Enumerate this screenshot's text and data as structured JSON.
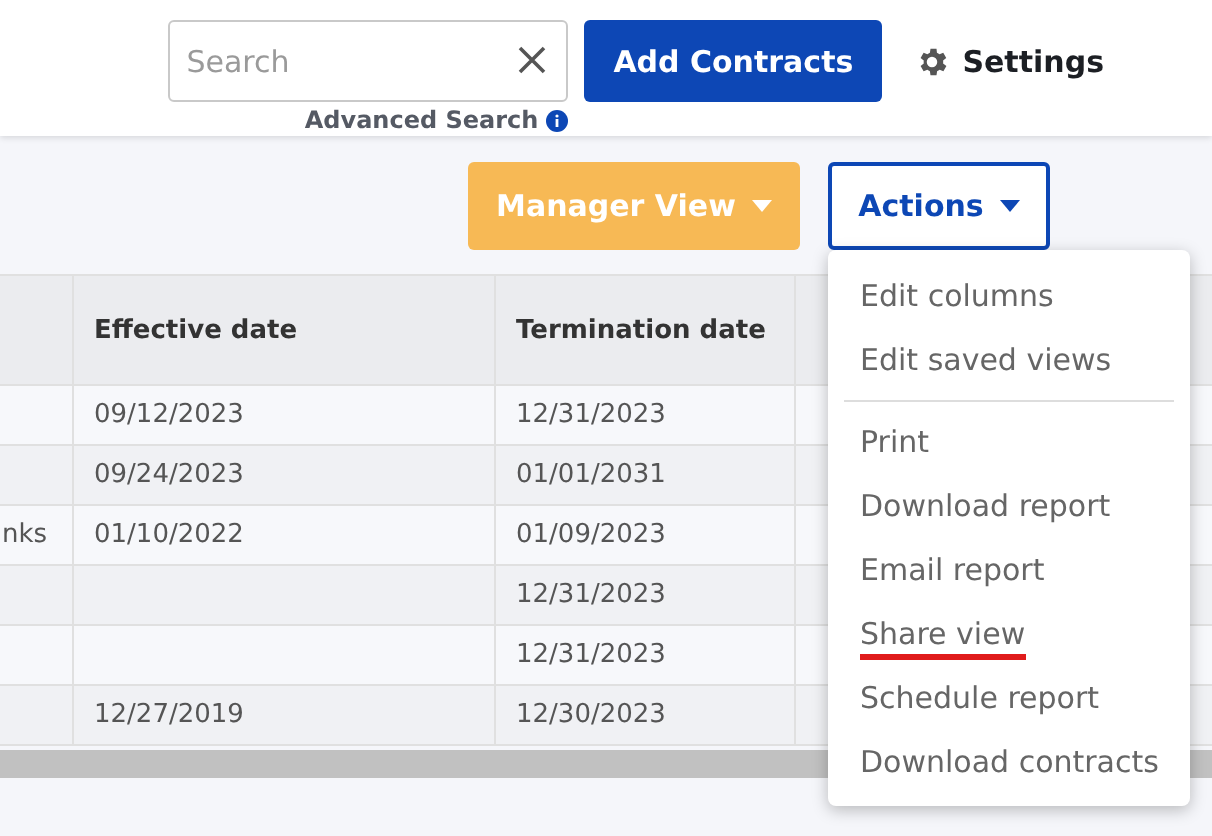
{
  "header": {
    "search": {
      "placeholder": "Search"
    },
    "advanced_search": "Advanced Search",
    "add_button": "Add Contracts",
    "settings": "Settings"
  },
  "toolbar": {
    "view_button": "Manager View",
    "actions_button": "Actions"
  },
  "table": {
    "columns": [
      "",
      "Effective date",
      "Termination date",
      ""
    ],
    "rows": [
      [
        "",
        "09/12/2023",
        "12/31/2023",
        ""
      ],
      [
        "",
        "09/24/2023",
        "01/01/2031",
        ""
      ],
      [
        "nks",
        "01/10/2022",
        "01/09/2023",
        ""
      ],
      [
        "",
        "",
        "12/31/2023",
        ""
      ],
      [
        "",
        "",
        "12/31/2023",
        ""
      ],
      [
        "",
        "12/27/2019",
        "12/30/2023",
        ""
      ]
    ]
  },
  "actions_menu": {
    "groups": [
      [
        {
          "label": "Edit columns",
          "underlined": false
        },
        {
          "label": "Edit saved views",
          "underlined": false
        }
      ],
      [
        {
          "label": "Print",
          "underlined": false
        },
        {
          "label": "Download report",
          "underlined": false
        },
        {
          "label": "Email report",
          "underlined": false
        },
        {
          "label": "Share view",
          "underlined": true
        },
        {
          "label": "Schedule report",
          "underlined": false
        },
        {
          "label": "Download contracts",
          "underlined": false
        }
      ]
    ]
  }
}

§ §

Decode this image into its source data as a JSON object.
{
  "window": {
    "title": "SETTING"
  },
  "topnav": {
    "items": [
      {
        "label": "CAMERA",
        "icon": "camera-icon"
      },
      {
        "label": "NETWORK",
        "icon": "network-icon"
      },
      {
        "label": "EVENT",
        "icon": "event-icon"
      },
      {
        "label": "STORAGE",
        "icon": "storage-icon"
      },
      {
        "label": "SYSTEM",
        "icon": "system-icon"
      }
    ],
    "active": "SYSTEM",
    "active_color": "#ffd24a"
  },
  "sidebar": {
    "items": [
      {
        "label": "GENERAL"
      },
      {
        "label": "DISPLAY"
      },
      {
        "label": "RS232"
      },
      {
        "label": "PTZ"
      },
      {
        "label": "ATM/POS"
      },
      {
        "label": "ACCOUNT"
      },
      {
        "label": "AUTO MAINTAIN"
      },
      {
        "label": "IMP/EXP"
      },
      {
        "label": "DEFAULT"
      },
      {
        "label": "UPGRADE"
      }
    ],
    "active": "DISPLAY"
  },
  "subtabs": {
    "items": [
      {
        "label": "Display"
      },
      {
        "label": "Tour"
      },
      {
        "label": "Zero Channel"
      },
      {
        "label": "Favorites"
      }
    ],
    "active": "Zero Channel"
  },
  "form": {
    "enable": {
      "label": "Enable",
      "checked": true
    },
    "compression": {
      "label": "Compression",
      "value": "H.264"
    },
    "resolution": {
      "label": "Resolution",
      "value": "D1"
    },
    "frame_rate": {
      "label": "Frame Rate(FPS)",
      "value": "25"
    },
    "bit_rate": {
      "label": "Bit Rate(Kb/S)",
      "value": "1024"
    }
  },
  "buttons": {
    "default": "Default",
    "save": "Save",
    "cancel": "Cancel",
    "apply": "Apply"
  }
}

§ §

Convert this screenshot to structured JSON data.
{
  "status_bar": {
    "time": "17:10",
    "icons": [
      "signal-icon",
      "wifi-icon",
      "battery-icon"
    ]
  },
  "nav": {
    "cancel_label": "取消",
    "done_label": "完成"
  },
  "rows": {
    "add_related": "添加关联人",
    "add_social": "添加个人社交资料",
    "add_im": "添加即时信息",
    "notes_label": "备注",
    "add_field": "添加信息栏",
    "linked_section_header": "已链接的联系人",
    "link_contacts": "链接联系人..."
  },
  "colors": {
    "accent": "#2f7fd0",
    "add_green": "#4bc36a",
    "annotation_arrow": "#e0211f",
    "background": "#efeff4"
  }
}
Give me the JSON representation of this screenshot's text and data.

§ §

> _Work to complete_: Reproduce exactly the lines from the line with "Convert this screenshot" through the line with "Give me the", both end lines included, and only those lines.

> _Answer to the problem_:
Convert this screenshot to structured JSON data.
{
  "status_bar": {
    "time": "17:10",
    "icons": [
      "signal-icon",
      "wifi-icon",
      "battery-icon"
    ]
  },
  "nav": {
    "cancel_label": "取消",
    "done_label": "完成"
  },
  "rows": {
    "add_related": "添加关联人",
    "add_social": "添加个人社交资料",
    "add_im": "添加即时信息",
    "notes_label": "备注",
    "add_field": "添加信息栏",
    "linked_section_header": "已链接的联系人",
    "link_contacts": "链接联系人..."
  },
  "colors": {
    "accent": "#2f7fd0",
    "add_green": "#4bc36a",
    "annotation_arrow": "#e0211f",
    "background": "#efeff4"
  }
}
Give me the JSON representation of this screenshot's text and data.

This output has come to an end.